_Given task:_
Filter for the word "text" and keep each matching line.

_Provided information:_
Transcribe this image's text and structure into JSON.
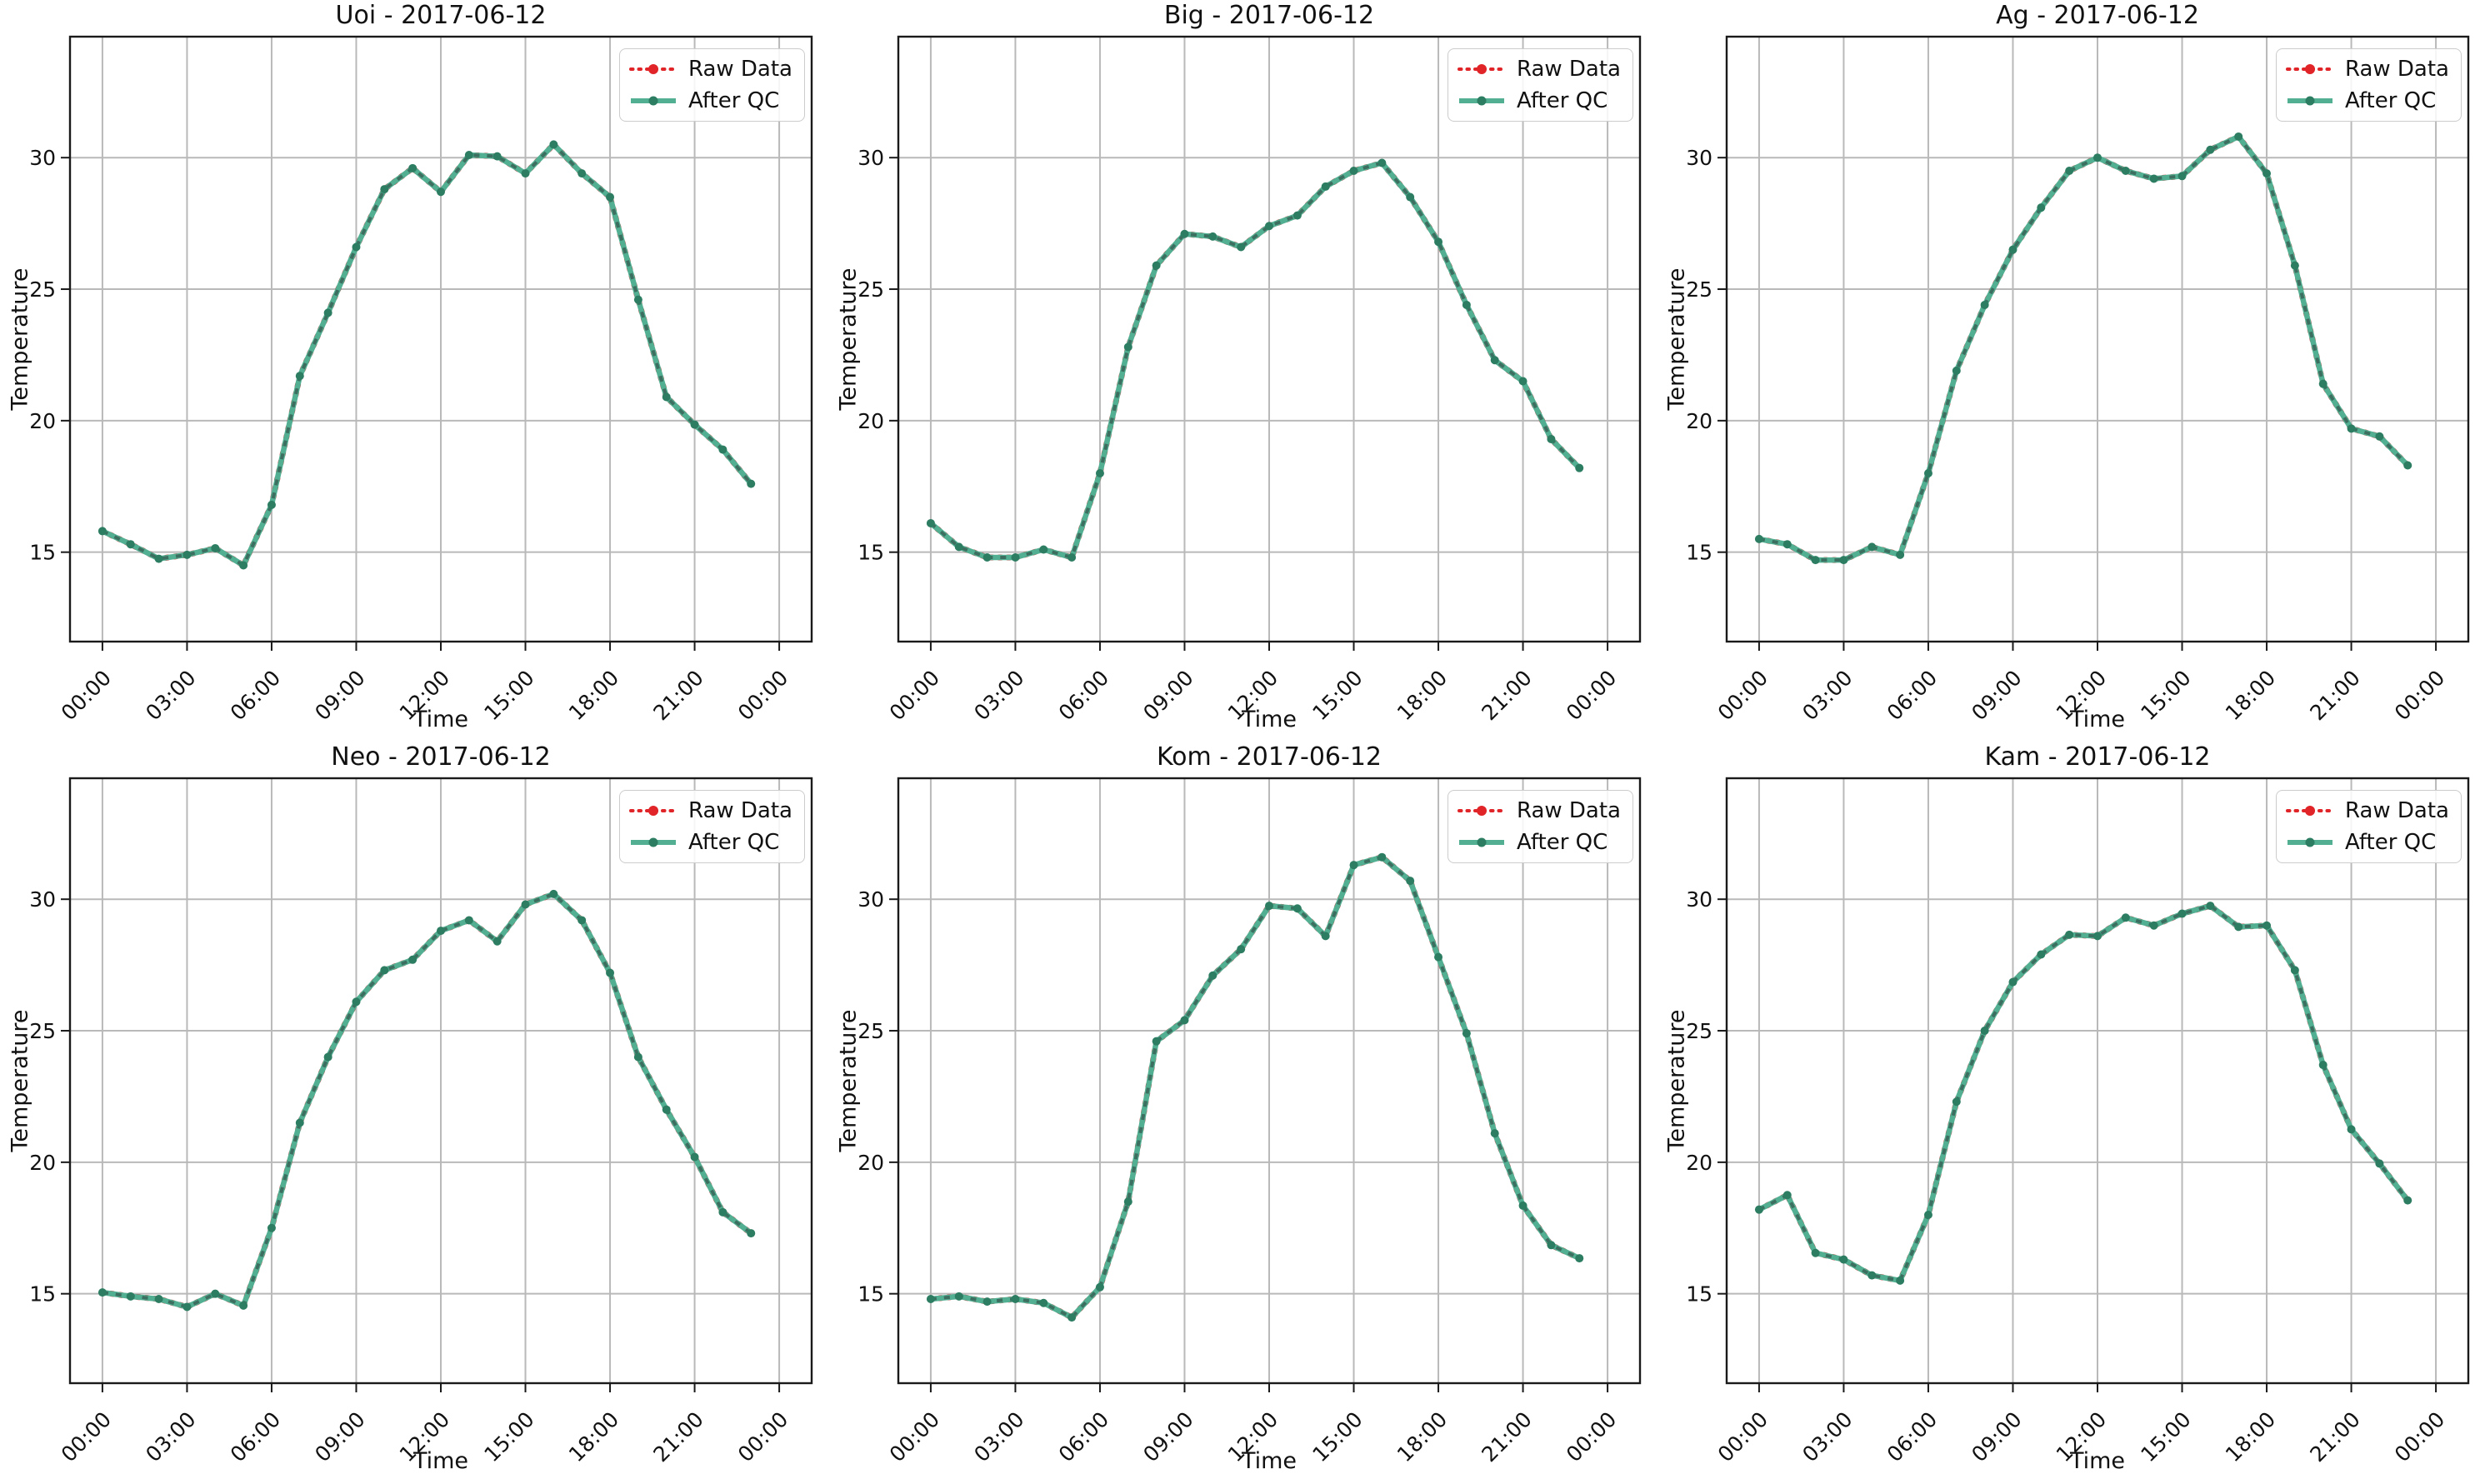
{
  "figure": {
    "type": "matplotlib-multipanel",
    "background": "#ffffff",
    "rows": 2,
    "cols": 3
  },
  "colors": {
    "raw": "#e02428",
    "qc_line": "#52af92",
    "qc_dash": "#3c6f5f",
    "qc_marker": "#2d7d63",
    "grid": "#b9b9b9",
    "spine": "#1a1a1a",
    "text": "#111111",
    "legend_border": "#cccccc"
  },
  "legend": {
    "raw_label": "Raw Data",
    "qc_label": "After QC",
    "position": "upper right"
  },
  "axes": {
    "xlabel": "Time",
    "ylabel": "Temperature",
    "yticks": [
      15,
      20,
      25,
      30
    ],
    "xticks": [
      "00:00",
      "03:00",
      "06:00",
      "09:00",
      "12:00",
      "15:00",
      "18:00",
      "21:00",
      "00:00"
    ],
    "xtick_hours": [
      0,
      3,
      6,
      9,
      12,
      15,
      18,
      21,
      24
    ],
    "xlim": [
      -1.15,
      25.15
    ],
    "ylim": [
      11.6,
      34.6
    ],
    "grid": true
  },
  "chart_data": [
    {
      "type": "line",
      "station": "Uoi",
      "date": "2017-06-12",
      "title": "Uoi - 2017-06-12",
      "x_hours": [
        0,
        1,
        2,
        3,
        4,
        5,
        6,
        7,
        8,
        9,
        10,
        11,
        12,
        13,
        14,
        15,
        16,
        17,
        18,
        19,
        20,
        21,
        22,
        23
      ],
      "series": [
        {
          "name": "Raw Data",
          "color": "#e02428",
          "style": "dotted",
          "values": [
            15.8,
            15.3,
            14.75,
            14.9,
            15.15,
            14.5,
            16.8,
            21.7,
            24.1,
            26.6,
            28.8,
            29.6,
            28.7,
            30.1,
            30.05,
            29.4,
            30.5,
            29.4,
            28.5,
            24.6,
            20.9,
            19.85,
            18.9,
            17.6
          ]
        },
        {
          "name": "After QC",
          "color": "#52af92",
          "style": "solid",
          "values": [
            15.8,
            15.3,
            14.75,
            14.9,
            15.15,
            14.5,
            16.8,
            21.7,
            24.1,
            26.6,
            28.8,
            29.6,
            28.7,
            30.1,
            30.05,
            29.4,
            30.5,
            29.4,
            28.5,
            24.6,
            20.9,
            19.85,
            18.9,
            17.6
          ]
        }
      ]
    },
    {
      "type": "line",
      "station": "Big",
      "date": "2017-06-12",
      "title": "Big - 2017-06-12",
      "x_hours": [
        0,
        1,
        2,
        3,
        4,
        5,
        6,
        7,
        8,
        9,
        10,
        11,
        12,
        13,
        14,
        15,
        16,
        17,
        18,
        19,
        20,
        21,
        22,
        23
      ],
      "series": [
        {
          "name": "Raw Data",
          "color": "#e02428",
          "style": "dotted",
          "values": [
            16.1,
            15.2,
            14.8,
            14.8,
            15.1,
            14.8,
            18.0,
            22.8,
            25.9,
            27.1,
            27.0,
            26.6,
            27.4,
            27.8,
            28.9,
            29.5,
            29.8,
            28.5,
            26.8,
            24.4,
            22.3,
            21.5,
            19.3,
            18.2
          ]
        },
        {
          "name": "After QC",
          "color": "#52af92",
          "style": "solid",
          "values": [
            16.1,
            15.2,
            14.8,
            14.8,
            15.1,
            14.8,
            18.0,
            22.8,
            25.9,
            27.1,
            27.0,
            26.6,
            27.4,
            27.8,
            28.9,
            29.5,
            29.8,
            28.5,
            26.8,
            24.4,
            22.3,
            21.5,
            19.3,
            18.2
          ]
        }
      ]
    },
    {
      "type": "line",
      "station": "Ag",
      "date": "2017-06-12",
      "title": "Ag - 2017-06-12",
      "x_hours": [
        0,
        1,
        2,
        3,
        4,
        5,
        6,
        7,
        8,
        9,
        10,
        11,
        12,
        13,
        14,
        15,
        16,
        17,
        18,
        19,
        20,
        21,
        22,
        23
      ],
      "series": [
        {
          "name": "Raw Data",
          "color": "#e02428",
          "style": "dotted",
          "values": [
            15.5,
            15.3,
            14.7,
            14.7,
            15.2,
            14.9,
            18.0,
            21.9,
            24.4,
            26.5,
            28.1,
            29.5,
            30.0,
            29.5,
            29.2,
            29.3,
            30.3,
            30.8,
            29.4,
            25.9,
            21.4,
            19.7,
            19.4,
            18.3
          ]
        },
        {
          "name": "After QC",
          "color": "#52af92",
          "style": "solid",
          "values": [
            15.5,
            15.3,
            14.7,
            14.7,
            15.2,
            14.9,
            18.0,
            21.9,
            24.4,
            26.5,
            28.1,
            29.5,
            30.0,
            29.5,
            29.2,
            29.3,
            30.3,
            30.8,
            29.4,
            25.9,
            21.4,
            19.7,
            19.4,
            18.3
          ]
        }
      ]
    },
    {
      "type": "line",
      "station": "Neo",
      "date": "2017-06-12",
      "title": "Neo - 2017-06-12",
      "x_hours": [
        0,
        1,
        2,
        3,
        4,
        5,
        6,
        7,
        8,
        9,
        10,
        11,
        12,
        13,
        14,
        15,
        16,
        17,
        18,
        19,
        20,
        21,
        22,
        23
      ],
      "series": [
        {
          "name": "Raw Data",
          "color": "#e02428",
          "style": "dotted",
          "values": [
            15.05,
            14.9,
            14.8,
            14.5,
            15.0,
            14.55,
            17.5,
            21.5,
            24.0,
            26.1,
            27.3,
            27.7,
            28.8,
            29.2,
            28.4,
            29.8,
            30.2,
            29.2,
            27.2,
            24.0,
            22.0,
            20.2,
            18.1,
            17.3
          ]
        },
        {
          "name": "After QC",
          "color": "#52af92",
          "style": "solid",
          "values": [
            15.05,
            14.9,
            14.8,
            14.5,
            15.0,
            14.55,
            17.5,
            21.5,
            24.0,
            26.1,
            27.3,
            27.7,
            28.8,
            29.2,
            28.4,
            29.8,
            30.2,
            29.2,
            27.2,
            24.0,
            22.0,
            20.2,
            18.1,
            17.3
          ]
        }
      ]
    },
    {
      "type": "line",
      "station": "Kom",
      "date": "2017-06-12",
      "title": "Kom - 2017-06-12",
      "x_hours": [
        0,
        1,
        2,
        3,
        4,
        5,
        6,
        7,
        8,
        9,
        10,
        11,
        12,
        13,
        14,
        15,
        16,
        17,
        18,
        19,
        20,
        21,
        22,
        23
      ],
      "series": [
        {
          "name": "Raw Data",
          "color": "#e02428",
          "style": "dotted",
          "values": [
            14.8,
            14.9,
            14.7,
            14.8,
            14.65,
            14.1,
            15.25,
            18.5,
            24.6,
            25.4,
            27.1,
            28.1,
            29.75,
            29.65,
            28.6,
            31.3,
            31.6,
            30.7,
            27.8,
            24.9,
            21.1,
            18.35,
            16.85,
            16.35
          ]
        },
        {
          "name": "After QC",
          "color": "#52af92",
          "style": "solid",
          "values": [
            14.8,
            14.9,
            14.7,
            14.8,
            14.65,
            14.1,
            15.25,
            18.5,
            24.6,
            25.4,
            27.1,
            28.1,
            29.75,
            29.65,
            28.6,
            31.3,
            31.6,
            30.7,
            27.8,
            24.9,
            21.1,
            18.35,
            16.85,
            16.35
          ]
        }
      ]
    },
    {
      "type": "line",
      "station": "Kam",
      "date": "2017-06-12",
      "title": "Kam - 2017-06-12",
      "x_hours": [
        0,
        1,
        2,
        3,
        4,
        5,
        6,
        7,
        8,
        9,
        10,
        11,
        12,
        13,
        14,
        15,
        16,
        17,
        18,
        19,
        20,
        21,
        22,
        23
      ],
      "series": [
        {
          "name": "Raw Data",
          "color": "#e02428",
          "style": "dotted",
          "values": [
            18.2,
            18.75,
            16.55,
            16.3,
            15.7,
            15.5,
            18.0,
            22.3,
            25.0,
            26.85,
            27.9,
            28.65,
            28.6,
            29.3,
            29.0,
            29.45,
            29.75,
            28.95,
            29.0,
            27.3,
            23.7,
            21.25,
            19.95,
            18.55
          ]
        },
        {
          "name": "After QC",
          "color": "#52af92",
          "style": "solid",
          "values": [
            18.2,
            18.75,
            16.55,
            16.3,
            15.7,
            15.5,
            18.0,
            22.3,
            25.0,
            26.85,
            27.9,
            28.65,
            28.6,
            29.3,
            29.0,
            29.45,
            29.75,
            28.95,
            29.0,
            27.3,
            23.7,
            21.25,
            19.95,
            18.55
          ]
        }
      ]
    }
  ]
}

_Written response:_
Transcribe this image's text and structure into JSON.
    "text": "#111111",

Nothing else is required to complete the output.